• Stored items:

※ ※ ※

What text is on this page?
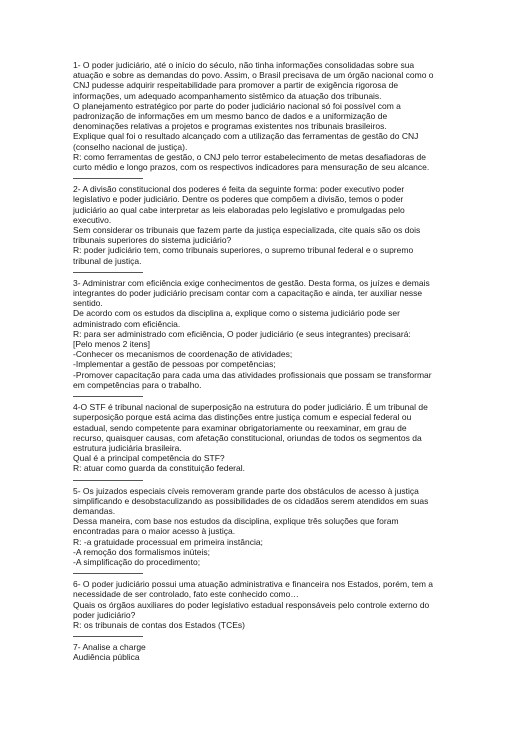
1- O poder judiciário, até o início do século, não tinha informações consolidadas sobre sua

atuação e sobre as demandas do povo. Assim, o Brasil precisava de um órgão nacional como o

CNJ pudesse adquirir respeitabilidade para promover a partir de exigência rigorosa de

informações, um adequado acompanhamento sistêmico da atuação dos tribunais.

O planejamento estratégico por parte do poder judiciário nacional só foi possível com a

padronização de informações em um mesmo banco de dados e a uniformização de

denominações relativas a projetos e programas existentes nos tribunais brasileiros.

Explique qual foi o resultado alcançado com a utilização das ferramentas de gestão do CNJ

(conselho nacional de justiça).

R: como ferramentas de gestão, o CNJ pelo terror estabelecimento de metas desafiadoras de

curto médio e longo prazos, com os respectivos indicadores para mensuração de seu alcance.

2- A divisão constitucional dos poderes é feita da seguinte forma: poder executivo poder

legislativo e poder judiciário. Dentre os poderes que compõem a divisão, temos o poder

judiciário ao qual cabe interpretar as leis elaboradas pelo legislativo e promulgadas pelo

executivo.

Sem considerar os tribunais que fazem parte da justiça especializada, cite quais são os dois

tribunais superiores do sistema judiciário?

R: poder judiciário tem, como tribunais superiores, o supremo tribunal federal e o supremo

tribunal de justiça.

3- Administrar com eficiência exige conhecimentos de gestão. Desta forma, os juízes e demais

integrantes do poder judiciário precisam contar com a capacitação e ainda, ter auxiliar nesse

sentido.

De acordo com os estudos da disciplina a, explique como o sistema judiciário pode ser

administrado com eficiência.

R: para ser administrado com eficiência, O poder judiciário (e seus integrantes) precisará:

[Pelo menos 2 itens]

-Conhecer os mecanismos de coordenação de atividades;

-Implementar a gestão de pessoas por competências;

-Promover capacitação para cada uma das atividades profissionais que possam se transformar

em competências para o trabalho.

4-O STF é tribunal nacional de superposição na estrutura do poder judiciário. É um tribunal de

superposição porque está acima das distinções entre justiça comum e especial federal ou

estadual, sendo competente para examinar obrigatoriamente ou reexaminar, em grau de

recurso, quaisquer causas, com afetação constitucional, oriundas de todos os segmentos da

estrutura judiciária brasileira.

Qual é a principal competência do STF?

R: atuar como guarda da constituição federal.

5- Os juizados especiais cíveis removeram grande parte dos obstáculos de acesso à justiça

simplificando e desobstaculizando as possibilidades de os cidadãos serem atendidos em suas

demandas.

Dessa maneira, com base nos estudos da disciplina, explique três soluções que foram

encontradas para o maior acesso à justiça.

R: -a gratuidade processual em primeira instância;

-A remoção dos formalismos inúteis;

-A simplificação do procedimento;

6- O poder judiciário possui uma atuação administrativa e financeira nos Estados, porém, tem a

necessidade de ser controlado, fato este conhecido como…

Quais os órgãos auxiliares do poder legislativo estadual responsáveis pelo controle externo do

poder judiciário?

R: os tribunais de contas dos Estados (TCEs)

7- Analise a charge

Audiência pública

※ ※ ※

• Objective: Scan the entries above for the word "executivo" and collect each line holding it.

• Solution to this problem:
2- A divisão constitucional dos poderes é feita da seguinte forma: poder executivo poder
executivo.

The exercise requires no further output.